SET TASK: Copy out each line of the material below that holds the string "非选择题".
+++ DATASET RECORDS
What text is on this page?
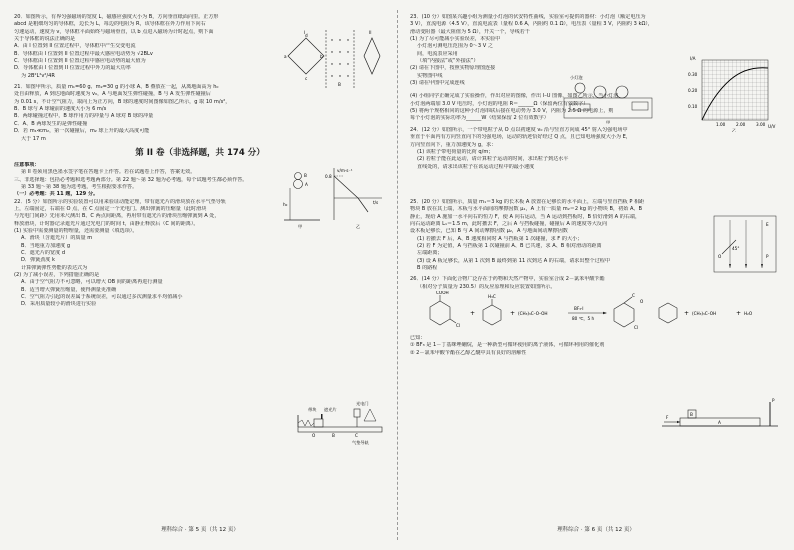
20．如图所示，有界匀强磁场的宽度 L，磁感应强度大小为 B，方向垂直纸面向里。正方形

abcd 是粗细均匀的导体框，边长为 L，每边的电阻为 R，该导体框在外力作用下向右

匀速运动，速度为 v，导体框平面始终与磁场垂直，以 b 点进入磁场为计时起点，则下面

关于导体框的说法正确的是

A．由 I 位置到 II 位置过程中，导体框中产生交变电流

B．导体框由 I 位置到 II 位置过程中最大感应电动势为 √2BLv

C．导体框由 I 位置到 II 位置过程中感应电动势的最大值为

D．导体框由 I 位置到 II 位置过程中外力的最大功率

为 2B²L²v²/4R

I	II
B
a	b
c
d

21．如图甲所示，质量 m₁=60 g、m₂=30 g 的小球 A、B 叠放在一起，从离地面高为 h₀

处自由释放，A 到达地面时速度为 v₀，A 与地面发生弹性碰撞，B 与 A 发生弹性碰撞后

为 0.01 s，不计空气阻力，取向上为正方向，B 球的速度时间图像如图乙所示，g 取 10 m/s²，

B．B 球与 A 球碰前的速度大小为 6 m/s

B．两球碰撞过程中，B 球作用力的冲量与 A 球对 B 球的冲量

C．A、B 两球发生的是弹性碰撞

D．若 m₁≪m₂，第一次碰撞后，m₂ 球上升的最大高度可能

大于 17 m

B
A
h₀
甲
v/m·s⁻¹
t/s
0.8
乙
第 II 卷（非选择题，共 174 分）

注意事项：

第 II 卷须用黑色墨水签字笔在答题卡上作答。若在试题卷上作答，答案无效。

三、非选择题：包括必考题和选考题两部分。第 22 题～第 32 题为必考题，每个试题考生都必须作答。

第 33 题～第 38 题为选考题，考生根据要求作答。

（一）必考题：共 11 题，129 分。

22．(5 分）如图所示的实验装置可以用来验证动能定理，带有遮光片的滑块放在水平气垫导轨

上，左端固定，右端在 O 点，在 C 点固定一个光电门。测出弹簧的压缩量（此时滑块

与光电门间距）先用米尺测出 B、C 两点间距离，再用带有遮光片的滑块压缩弹簧到 A 处，

释放滑块，计时器记录遮光片通过光电门的时间 t，由静止释放后（C 间的距离）。

(1) 实验中需要测量的物理量，还需要测量（填选项）。

A．滑块（含遮光片）的质量 m

B．当地重力加速度 g

C．遮光片的宽度 d

D．弹簧劲度 k

计算弹簧弹性势能的表达式为

(2) 为了减小误差，下列措施正确的是

A．由于空气阻力不可忽略，可以增大 OB 间的距离再进行测量

B．适当增大弹簧压缩量，使得测量更准确

C．空气阻力引起的误差属于系统误差，可以通过多次测量求平均值减小

D．采用质量较小的滑块进行实验

带块 遮光片
光电门
O	B	C
气垫导轨
理科综合 · 第 5 页（共 12 页）

23．(10 分）如图某兴趣小组为测量小灯泡的伏安特性曲线，实验室可提供的器材：小灯泡（额定电压为

3 V），直流电源（4.5 V），直流电流表（量程 0.6 A，内阻约 0.1 Ω），电压表（量程 3 V，内阻约 3 kΩ），

滑动变阻器（最大阻值为 5 Ω），开关一个，导线若干

(1) 为了尽可能减小实验误差，本实验中

小灯泡可测电压范围为 0～3 V 之

间，电流表应采用

（填“内接法”或“外接法”）

(2) 请在下图中，按照实物原理图连接

实物图中线

(3) 请在甲图中完成连线

(4) 小组同学正确完成了实验操作，作出对应的图像，作出 I–U 图像，如图乙所示，当小灯泡

小灯泡两端加 3.0 V 电压时，小灯泡的电阻 R＝______Ω（保留两位有效数字）

(5) 将两个规格相同的这种小灯泡串联后接在电动势为 3.0 V，内阻为 2.5 Ω 的电源上，则

每个小灯泡的实际功率为______W（结果保留 2 位有效数字）

小灯泡
甲
I/A
U/V
0.30
0.20
0.10
1.00	2.00	3.00
乙

24．(12 分）如图所示，一个带电粒子从 O 点以初速度 v₀ 沿与竖直方向成 45° 射入匀强电场中

垂直于平面内有方向竖直向下的匀强电场，运动的轨迹恰好经过 Q 点，且已知电场强度大小为 E，

方向竖直向下，重力加速度为 g，求：

(1) 该粒子带电荷量的比荷 q/m；

(2) 若粒子能在此运动，请计算粒子运动的时间，求出粒子到达水平

直线处的，请求出该粒子在该运动过程中的最小速度

O	P
E
45°

25．(20 分）如图所示，质量 m₁＝3 kg 的长木板 A 放置在足够长的水平面上，左端与竖直挡板 P 相距

物块 B 放在其上端，木板与水平面间的摩擦因数 μ₁，A 上有一质量 m₂＝2 kg 的小物块 B，初始 A、B

静止，现给 A 施加一水平向右的恒力 F，使 A 向右运动，当 A 运动到挡板时，B 恰好滑到 A 的右端，

向右运动距离 L₁＝1.5 m，此时撤去 F，之后 A 与挡板碰撞，碰撞后 A 的速度等大反向

设木板足够长，已知 B 与 A 间动摩擦因数 μ₂，A 与地面间动摩擦因数

(1) 若撤去 F 后，A、B 速度相同时 A 与挡板第 1 次碰撞，求 F 的大小；

(2) 若 F 为定值，A 与挡板第 1 次碰撞前 A、B 已共速，求 A、B 相对滑动的距离

左端距离；

(3) 设 A 板足够长，从第 1 次到 B 最终到第 11 次到达 A 的右端，请求出整个过程中

B 的路程

F
A
B
P

26．(14 分）下面化合物广泛存在于药物和天然产物中，实验室合成 2－氯苯甲酸苄酯

（相对分子质量为 230.5）的反应原理和反应装置如图所示。

COOH
Cl
+
H₃C
+ (CH₃)₃C–O–OH
BF₃·I
80 ℃，5 h
C
O
Cl
+ (CH₃)₃C–OH	+ H₂O

已知：

① BF₃ 是 1－丁基咪唑硼烷，是一种新型可循环使用的离子液体，可循环利用的催化剂

② 2－氯苯甲酸苄酯在乙醇乙醚中具有良好的溶解性

理科综合 · 第 6 页（共 12 页）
++++++
RESPONSE TO THE EXERCISE:
第 II 卷（非选择题，共 174 分）
三、非选择题：包括必考题和选考题两部分。第 22 题～第 32 题为必考题，每个试题考生都必须作答。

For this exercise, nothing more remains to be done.